*Your goal*: Give back each entry unchanged, minus pictures.

*Task inputs*:
--------
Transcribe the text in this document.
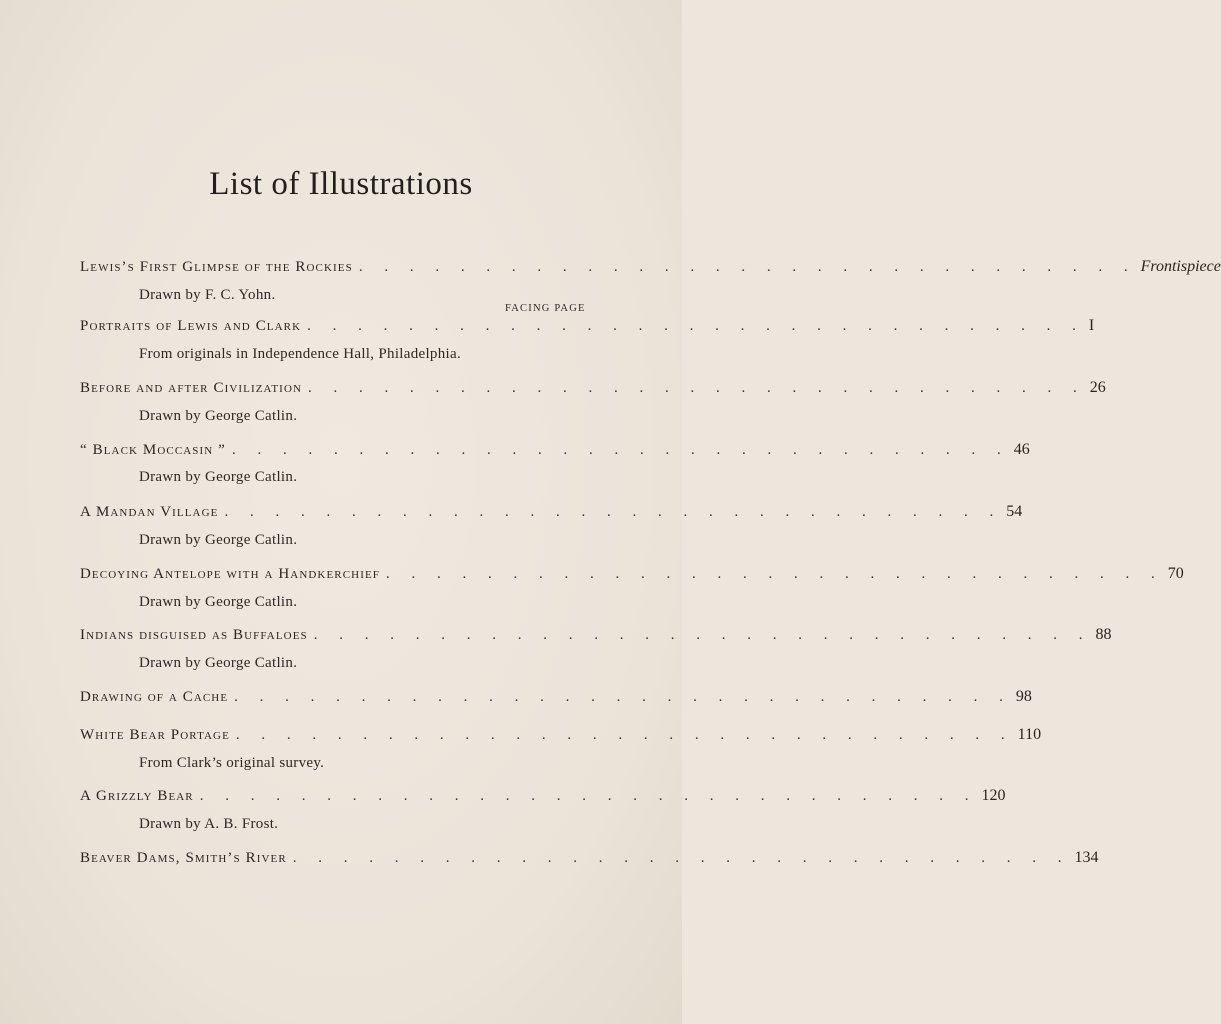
List of Illustrations
FACING PAGE
Lewis’s First Glimpse of the Rockies . . . . . . . . . . . . . . . . . . . . . . . . . . . . . . . Frontispiece
Drawn by F. C. Yohn.
Portraits of Lewis and Clark . . . . . . . . . . . . . . . . . . . . . . . . . . . . . . . I
From originals in Independence Hall, Philadelphia.
Before and after Civilization . . . . . . . . . . . . . . . . . . . . . . . . . . . . . . . 26
Drawn by George Catlin.
“ Black Moccasin ” . . . . . . . . . . . . . . . . . . . . . . . . . . . . . . . 46
Drawn by George Catlin.
A Mandan Village . . . . . . . . . . . . . . . . . . . . . . . . . . . . . . . 54
Drawn by George Catlin.
Decoying Antelope with a Handkerchief . . . . . . . . . . . . . . . . . . . . . . . . . . . . . . . 70
Drawn by George Catlin.
Indians disguised as Buffaloes . . . . . . . . . . . . . . . . . . . . . . . . . . . . . . . 88
Drawn by George Catlin.
Drawing of a Cache . . . . . . . . . . . . . . . . . . . . . . . . . . . . . . . 98
White Bear Portage . . . . . . . . . . . . . . . . . . . . . . . . . . . . . . . 110
From Clark’s original survey.
A Grizzly Bear . . . . . . . . . . . . . . . . . . . . . . . . . . . . . . . 120
Drawn by A. B. Frost.
Beaver Dams, Smith’s River . . . . . . . . . . . . . . . . . . . . . . . . . . . . . . . 134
--------
*Written answer*:
Transcribe the text in this document.
List of Illustrations
FACING PAGE
Lewis’s First Glimpse of the Rockies . . . . . . . . . . . . . . . . . . . . . . . . . . . . . . . Frontispiece
Drawn by F. C. Yohn.
Portraits of Lewis and Clark . . . . . . . . . . . . . . . . . . . . . . . . . . . . . . . I
From originals in Independence Hall, Philadelphia.
Before and after Civilization . . . . . . . . . . . . . . . . . . . . . . . . . . . . . . . 26
Drawn by George Catlin.
“ Black Moccasin ” . . . . . . . . . . . . . . . . . . . . . . . . . . . . . . . 46
Drawn by George Catlin.
A Mandan Village . . . . . . . . . . . . . . . . . . . . . . . . . . . . . . . 54
Drawn by George Catlin.
Decoying Antelope with a Handkerchief . . . . . . . . . . . . . . . . . . . . . . . . . . . . . . . 70
Drawn by George Catlin.
Indians disguised as Buffaloes . . . . . . . . . . . . . . . . . . . . . . . . . . . . . . . 88
Drawn by George Catlin.
Drawing of a Cache . . . . . . . . . . . . . . . . . . . . . . . . . . . . . . . 98
White Bear Portage . . . . . . . . . . . . . . . . . . . . . . . . . . . . . . . 110
From Clark’s original survey.
A Grizzly Bear . . . . . . . . . . . . . . . . . . . . . . . . . . . . . . . 120
Drawn by A. B. Frost.
Beaver Dams, Smith’s River . . . . . . . . . . . . . . . . . . . . . . . . . . . . . . . 134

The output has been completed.